---- Given records

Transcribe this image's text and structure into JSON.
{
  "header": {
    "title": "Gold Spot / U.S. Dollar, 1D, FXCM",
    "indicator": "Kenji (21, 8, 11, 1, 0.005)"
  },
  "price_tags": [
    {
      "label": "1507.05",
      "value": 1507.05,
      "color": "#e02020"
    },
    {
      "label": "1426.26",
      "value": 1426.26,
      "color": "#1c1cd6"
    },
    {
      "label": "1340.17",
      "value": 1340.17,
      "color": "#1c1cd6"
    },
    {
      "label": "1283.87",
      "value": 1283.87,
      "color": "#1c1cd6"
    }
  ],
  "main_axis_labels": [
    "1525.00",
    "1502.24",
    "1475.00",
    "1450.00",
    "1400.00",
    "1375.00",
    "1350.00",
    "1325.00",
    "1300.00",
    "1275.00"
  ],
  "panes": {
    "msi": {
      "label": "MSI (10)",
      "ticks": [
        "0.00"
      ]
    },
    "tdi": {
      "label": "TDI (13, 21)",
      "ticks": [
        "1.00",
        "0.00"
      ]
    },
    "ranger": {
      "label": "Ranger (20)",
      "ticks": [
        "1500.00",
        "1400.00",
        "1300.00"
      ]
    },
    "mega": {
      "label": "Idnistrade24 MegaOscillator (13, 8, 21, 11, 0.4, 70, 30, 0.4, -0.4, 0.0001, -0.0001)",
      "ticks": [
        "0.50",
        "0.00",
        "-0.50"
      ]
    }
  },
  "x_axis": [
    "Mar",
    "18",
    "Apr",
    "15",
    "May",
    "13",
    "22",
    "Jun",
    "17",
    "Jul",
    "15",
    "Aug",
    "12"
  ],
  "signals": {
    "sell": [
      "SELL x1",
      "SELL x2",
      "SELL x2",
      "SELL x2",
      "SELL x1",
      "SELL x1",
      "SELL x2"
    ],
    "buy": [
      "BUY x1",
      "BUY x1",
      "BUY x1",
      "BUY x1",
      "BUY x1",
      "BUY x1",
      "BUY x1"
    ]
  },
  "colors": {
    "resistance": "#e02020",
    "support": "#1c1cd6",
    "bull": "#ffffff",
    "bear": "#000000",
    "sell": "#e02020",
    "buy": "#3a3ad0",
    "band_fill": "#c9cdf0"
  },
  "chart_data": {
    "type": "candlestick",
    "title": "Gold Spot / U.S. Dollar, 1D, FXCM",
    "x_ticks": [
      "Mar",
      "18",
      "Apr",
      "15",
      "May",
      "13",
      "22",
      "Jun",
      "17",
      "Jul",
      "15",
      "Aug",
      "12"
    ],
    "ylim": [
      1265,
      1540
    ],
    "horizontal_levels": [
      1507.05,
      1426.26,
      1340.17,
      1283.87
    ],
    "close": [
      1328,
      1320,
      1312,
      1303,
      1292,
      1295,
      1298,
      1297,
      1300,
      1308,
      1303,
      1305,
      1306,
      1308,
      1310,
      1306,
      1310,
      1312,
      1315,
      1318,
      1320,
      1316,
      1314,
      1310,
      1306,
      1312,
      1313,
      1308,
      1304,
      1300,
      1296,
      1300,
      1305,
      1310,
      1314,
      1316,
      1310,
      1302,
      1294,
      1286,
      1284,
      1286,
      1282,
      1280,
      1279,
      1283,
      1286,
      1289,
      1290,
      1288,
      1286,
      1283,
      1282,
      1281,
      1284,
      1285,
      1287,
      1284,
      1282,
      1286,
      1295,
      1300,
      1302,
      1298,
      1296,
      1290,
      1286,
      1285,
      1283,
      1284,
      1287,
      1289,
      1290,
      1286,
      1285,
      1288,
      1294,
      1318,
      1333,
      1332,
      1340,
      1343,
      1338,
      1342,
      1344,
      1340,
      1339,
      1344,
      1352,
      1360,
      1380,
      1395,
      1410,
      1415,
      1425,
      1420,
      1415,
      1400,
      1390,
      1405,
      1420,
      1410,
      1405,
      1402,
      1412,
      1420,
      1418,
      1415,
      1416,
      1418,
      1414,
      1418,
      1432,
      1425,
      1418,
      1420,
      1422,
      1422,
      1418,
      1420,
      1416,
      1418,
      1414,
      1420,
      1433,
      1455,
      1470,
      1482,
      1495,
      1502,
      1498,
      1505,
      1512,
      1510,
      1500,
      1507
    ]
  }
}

--------

## Set problem
Reproduce the listing in full. Keep it exactly as written.

## Task result
Transcribe this image's text and structure into JSON.
{
  "header": {
    "title": "Gold Spot / U.S. Dollar, 1D, FXCM",
    "indicator": "Kenji (21, 8, 11, 1, 0.005)"
  },
  "price_tags": [
    {
      "label": "1507.05",
      "value": 1507.05,
      "color": "#e02020"
    },
    {
      "label": "1426.26",
      "value": 1426.26,
      "color": "#1c1cd6"
    },
    {
      "label": "1340.17",
      "value": 1340.17,
      "color": "#1c1cd6"
    },
    {
      "label": "1283.87",
      "value": 1283.87,
      "color": "#1c1cd6"
    }
  ],
  "main_axis_labels": [
    "1525.00",
    "1502.24",
    "1475.00",
    "1450.00",
    "1400.00",
    "1375.00",
    "1350.00",
    "1325.00",
    "1300.00",
    "1275.00"
  ],
  "panes": {
    "msi": {
      "label": "MSI (10)",
      "ticks": [
        "0.00"
      ]
    },
    "tdi": {
      "label": "TDI (13, 21)",
      "ticks": [
        "1.00",
        "0.00"
      ]
    },
    "ranger": {
      "label": "Ranger (20)",
      "ticks": [
        "1500.00",
        "1400.00",
        "1300.00"
      ]
    },
    "mega": {
      "label": "Idnistrade24 MegaOscillator (13, 8, 21, 11, 0.4, 70, 30, 0.4, -0.4, 0.0001, -0.0001)",
      "ticks": [
        "0.50",
        "0.00",
        "-0.50"
      ]
    }
  },
  "x_axis": [
    "Mar",
    "18",
    "Apr",
    "15",
    "May",
    "13",
    "22",
    "Jun",
    "17",
    "Jul",
    "15",
    "Aug",
    "12"
  ],
  "signals": {
    "sell": [
      "SELL x1",
      "SELL x2",
      "SELL x2",
      "SELL x2",
      "SELL x1",
      "SELL x1",
      "SELL x2"
    ],
    "buy": [
      "BUY x1",
      "BUY x1",
      "BUY x1",
      "BUY x1",
      "BUY x1",
      "BUY x1",
      "BUY x1"
    ]
  },
  "colors": {
    "resistance": "#e02020",
    "support": "#1c1cd6",
    "bull": "#ffffff",
    "bear": "#000000",
    "sell": "#e02020",
    "buy": "#3a3ad0",
    "band_fill": "#c9cdf0"
  },
  "chart_data": {
    "type": "candlestick",
    "title": "Gold Spot / U.S. Dollar, 1D, FXCM",
    "x_ticks": [
      "Mar",
      "18",
      "Apr",
      "15",
      "May",
      "13",
      "22",
      "Jun",
      "17",
      "Jul",
      "15",
      "Aug",
      "12"
    ],
    "ylim": [
      1265,
      1540
    ],
    "horizontal_levels": [
      1507.05,
      1426.26,
      1340.17,
      1283.87
    ],
    "close": [
      1328,
      1320,
      1312,
      1303,
      1292,
      1295,
      1298,
      1297,
      1300,
      1308,
      1303,
      1305,
      1306,
      1308,
      1310,
      1306,
      1310,
      1312,
      1315,
      1318,
      1320,
      1316,
      1314,
      1310,
      1306,
      1312,
      1313,
      1308,
      1304,
      1300,
      1296,
      1300,
      1305,
      1310,
      1314,
      1316,
      1310,
      1302,
      1294,
      1286,
      1284,
      1286,
      1282,
      1280,
      1279,
      1283,
      1286,
      1289,
      1290,
      1288,
      1286,
      1283,
      1282,
      1281,
      1284,
      1285,
      1287,
      1284,
      1282,
      1286,
      1295,
      1300,
      1302,
      1298,
      1296,
      1290,
      1286,
      1285,
      1283,
      1284,
      1287,
      1289,
      1290,
      1286,
      1285,
      1288,
      1294,
      1318,
      1333,
      1332,
      1340,
      1343,
      1338,
      1342,
      1344,
      1340,
      1339,
      1344,
      1352,
      1360,
      1380,
      1395,
      1410,
      1415,
      1425,
      1420,
      1415,
      1400,
      1390,
      1405,
      1420,
      1410,
      1405,
      1402,
      1412,
      1420,
      1418,
      1415,
      1416,
      1418,
      1414,
      1418,
      1432,
      1425,
      1418,
      1420,
      1422,
      1422,
      1418,
      1420,
      1416,
      1418,
      1414,
      1420,
      1433,
      1455,
      1470,
      1482,
      1495,
      1502,
      1498,
      1505,
      1512,
      1510,
      1500,
      1507
    ]
  }
}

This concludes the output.